_LISTED RECORDS:_
■ ■ ■ ■ ■
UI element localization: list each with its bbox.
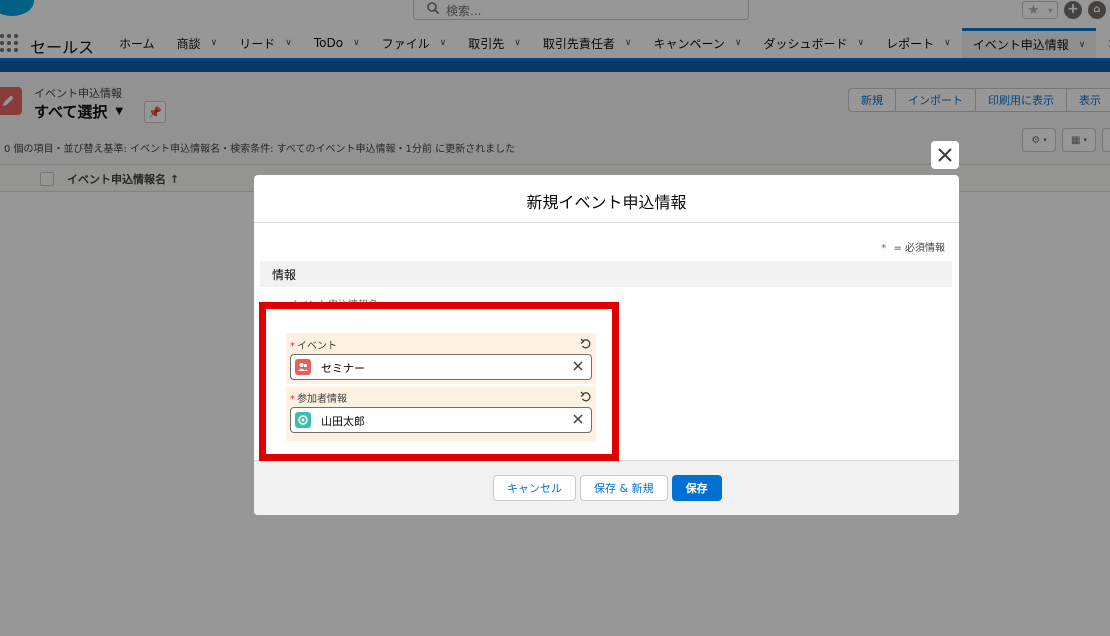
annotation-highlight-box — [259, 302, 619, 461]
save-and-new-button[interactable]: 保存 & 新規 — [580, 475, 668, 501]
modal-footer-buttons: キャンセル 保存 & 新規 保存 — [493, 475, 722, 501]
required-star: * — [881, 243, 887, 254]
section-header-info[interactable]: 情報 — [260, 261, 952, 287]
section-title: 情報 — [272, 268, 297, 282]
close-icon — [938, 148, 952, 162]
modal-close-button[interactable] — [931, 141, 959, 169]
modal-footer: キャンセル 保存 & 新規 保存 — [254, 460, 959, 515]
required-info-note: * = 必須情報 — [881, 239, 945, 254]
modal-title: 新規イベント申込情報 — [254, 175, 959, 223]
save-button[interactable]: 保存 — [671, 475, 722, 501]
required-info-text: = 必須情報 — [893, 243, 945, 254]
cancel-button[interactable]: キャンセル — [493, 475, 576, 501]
■ ■ ■ ■ ■
_JOB:_ Copy word for word every row from the one containing "annotation-highlight-box — [259, 302, 619, 461]" through the final row, including both ends.

_THE COMPLETED TASK:_
annotation-highlight-box — [259, 302, 619, 461]
save-and-new-button[interactable]: 保存 & 新規 — [580, 475, 668, 501]
modal-footer-buttons: キャンセル 保存 & 新規 保存 — [493, 475, 722, 501]
required-star: * — [881, 243, 887, 254]
section-header-info[interactable]: 情報 — [260, 261, 952, 287]
section-title: 情報 — [272, 268, 297, 282]
close-icon — [938, 148, 952, 162]
modal-close-button[interactable] — [931, 141, 959, 169]
modal-footer: キャンセル 保存 & 新規 保存 — [254, 460, 959, 515]
required-info-note: * = 必須情報 — [881, 239, 945, 254]
modal-title: 新規イベント申込情報 — [254, 175, 959, 223]
save-button[interactable]: 保存 — [671, 475, 722, 501]
required-info-text: = 必須情報 — [893, 243, 945, 254]
cancel-button[interactable]: キャンセル — [493, 475, 576, 501]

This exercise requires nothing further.